[STATED TASK] Copy out every record below with complete accuracy.

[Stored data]
____________
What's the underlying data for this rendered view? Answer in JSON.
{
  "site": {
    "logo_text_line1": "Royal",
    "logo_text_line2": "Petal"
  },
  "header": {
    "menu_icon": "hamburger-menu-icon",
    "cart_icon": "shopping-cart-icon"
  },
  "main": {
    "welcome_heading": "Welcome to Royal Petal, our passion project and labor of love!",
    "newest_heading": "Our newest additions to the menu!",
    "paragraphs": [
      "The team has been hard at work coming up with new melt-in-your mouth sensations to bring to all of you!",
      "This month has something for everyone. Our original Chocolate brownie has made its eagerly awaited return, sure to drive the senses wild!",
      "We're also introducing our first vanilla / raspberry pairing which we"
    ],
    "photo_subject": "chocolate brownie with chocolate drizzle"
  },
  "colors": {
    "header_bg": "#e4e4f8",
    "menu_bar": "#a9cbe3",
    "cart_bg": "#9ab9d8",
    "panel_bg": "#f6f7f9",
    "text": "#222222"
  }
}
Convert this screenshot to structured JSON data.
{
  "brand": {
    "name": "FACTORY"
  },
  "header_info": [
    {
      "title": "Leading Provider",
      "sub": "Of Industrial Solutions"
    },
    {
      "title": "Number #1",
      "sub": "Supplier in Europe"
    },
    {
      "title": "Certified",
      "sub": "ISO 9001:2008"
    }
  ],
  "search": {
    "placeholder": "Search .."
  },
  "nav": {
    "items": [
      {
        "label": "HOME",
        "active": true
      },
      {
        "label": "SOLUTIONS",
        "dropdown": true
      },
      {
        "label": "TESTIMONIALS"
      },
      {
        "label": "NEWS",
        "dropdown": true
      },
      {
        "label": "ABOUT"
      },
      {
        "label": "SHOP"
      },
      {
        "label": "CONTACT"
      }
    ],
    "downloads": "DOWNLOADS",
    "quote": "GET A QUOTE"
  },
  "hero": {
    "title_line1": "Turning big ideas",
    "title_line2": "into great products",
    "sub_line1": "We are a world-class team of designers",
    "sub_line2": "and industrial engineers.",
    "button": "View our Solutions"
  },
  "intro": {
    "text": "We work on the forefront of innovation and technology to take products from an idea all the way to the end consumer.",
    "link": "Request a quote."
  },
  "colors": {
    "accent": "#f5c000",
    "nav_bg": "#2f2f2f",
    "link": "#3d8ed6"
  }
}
____________
[SOLUTION]
What's the underlying data for this rendered view? Answer in JSON.
{
  "site": {
    "logo_text_line1": "Royal",
    "logo_text_line2": "Petal"
  },
  "header": {
    "menu_icon": "hamburger-menu-icon",
    "cart_icon": "shopping-cart-icon"
  },
  "main": {
    "welcome_heading": "Welcome to Royal Petal, our passion project and labor of love!",
    "newest_heading": "Our newest additions to the menu!",
    "paragraphs": [
      "The team has been hard at work coming up with new melt-in-your mouth sensations to bring to all of you!",
      "This month has something for everyone. Our original Chocolate brownie has made its eagerly awaited return, sure to drive the senses wild!",
      "We're also introducing our first vanilla / raspberry pairing which we"
    ],
    "photo_subject": "chocolate brownie with chocolate drizzle"
  },
  "colors": {
    "header_bg": "#e4e4f8",
    "menu_bar": "#a9cbe3",
    "cart_bg": "#9ab9d8",
    "panel_bg": "#f6f7f9",
    "text": "#222222"
  }
}
Convert this screenshot to structured JSON data.
{
  "brand": {
    "name": "FACTORY"
  },
  "header_info": [
    {
      "title": "Leading Provider",
      "sub": "Of Industrial Solutions"
    },
    {
      "title": "Number #1",
      "sub": "Supplier in Europe"
    },
    {
      "title": "Certified",
      "sub": "ISO 9001:2008"
    }
  ],
  "search": {
    "placeholder": "Search .."
  },
  "nav": {
    "items": [
      {
        "label": "HOME",
        "active": true
      },
      {
        "label": "SOLUTIONS",
        "dropdown": true
      },
      {
        "label": "TESTIMONIALS"
      },
      {
        "label": "NEWS",
        "dropdown": true
      },
      {
        "label": "ABOUT"
      },
      {
        "label": "SHOP"
      },
      {
        "label": "CONTACT"
      }
    ],
    "downloads": "DOWNLOADS",
    "quote": "GET A QUOTE"
  },
  "hero": {
    "title_line1": "Turning big ideas",
    "title_line2": "into great products",
    "sub_line1": "We are a world-class team of designers",
    "sub_line2": "and industrial engineers.",
    "button": "View our Solutions"
  },
  "intro": {
    "text": "We work on the forefront of innovation and technology to take products from an idea all the way to the end consumer.",
    "link": "Request a quote."
  },
  "colors": {
    "accent": "#f5c000",
    "nav_bg": "#2f2f2f",
    "link": "#3d8ed6"
  }
}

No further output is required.